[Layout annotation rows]

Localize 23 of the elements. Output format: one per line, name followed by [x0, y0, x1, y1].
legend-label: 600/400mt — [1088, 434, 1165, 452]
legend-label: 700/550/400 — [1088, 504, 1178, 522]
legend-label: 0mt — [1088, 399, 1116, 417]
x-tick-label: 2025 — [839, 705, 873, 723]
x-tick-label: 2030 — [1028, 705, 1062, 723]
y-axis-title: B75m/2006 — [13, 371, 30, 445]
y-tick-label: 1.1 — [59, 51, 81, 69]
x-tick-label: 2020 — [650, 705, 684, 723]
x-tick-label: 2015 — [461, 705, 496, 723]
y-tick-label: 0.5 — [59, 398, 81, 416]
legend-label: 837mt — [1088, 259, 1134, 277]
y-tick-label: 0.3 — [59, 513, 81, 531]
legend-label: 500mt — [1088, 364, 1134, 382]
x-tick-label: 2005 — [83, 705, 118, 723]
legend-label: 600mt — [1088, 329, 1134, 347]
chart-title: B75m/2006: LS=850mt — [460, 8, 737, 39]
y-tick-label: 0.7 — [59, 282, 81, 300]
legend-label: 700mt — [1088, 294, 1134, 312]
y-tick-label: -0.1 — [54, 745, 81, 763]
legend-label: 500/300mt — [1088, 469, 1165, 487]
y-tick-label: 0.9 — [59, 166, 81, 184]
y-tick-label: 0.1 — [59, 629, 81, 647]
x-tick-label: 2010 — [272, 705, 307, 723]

Short task:
Convert the rows above into a JSON list of strings, with one string per line and blank lines omitted.

Task answer:
[
  "Localize 23 of the elements. Output format: one per line, name followed by [x0, y0, x1, y1].",
  "legend-label: 600/400mt — [1088, 434, 1165, 452]",
  "legend-label: 700/550/400 — [1088, 504, 1178, 522]",
  "legend-label: 0mt — [1088, 399, 1116, 417]",
  "x-tick-label: 2025 — [839, 705, 873, 723]",
  "x-tick-label: 2030 — [1028, 705, 1062, 723]",
  "y-axis-title: B75m/2006 — [13, 371, 30, 445]",
  "y-tick-label: 1.1 — [59, 51, 81, 69]",
  "x-tick-label: 2020 — [650, 705, 684, 723]",
  "x-tick-label: 2015 — [461, 705, 496, 723]",
  "y-tick-label: 0.5 — [59, 398, 81, 416]",
  "legend-label: 837mt — [1088, 259, 1134, 277]",
  "y-tick-label: 0.3 — [59, 513, 81, 531]",
  "legend-label: 500mt — [1088, 364, 1134, 382]",
  "x-tick-label: 2005 — [83, 705, 118, 723]",
  "legend-label: 600mt — [1088, 329, 1134, 347]",
  "chart-title: B75m/2006: LS=850mt — [460, 8, 737, 39]",
  "y-tick-label: 0.7 — [59, 282, 81, 300]",
  "legend-label: 700mt — [1088, 294, 1134, 312]",
  "y-tick-label: -0.1 — [54, 745, 81, 763]",
  "legend-label: 500/300mt — [1088, 469, 1165, 487]",
  "y-tick-label: 0.9 — [59, 166, 81, 184]",
  "y-tick-label: 0.1 — [59, 629, 81, 647]",
  "x-tick-label: 2010 — [272, 705, 307, 723]"
]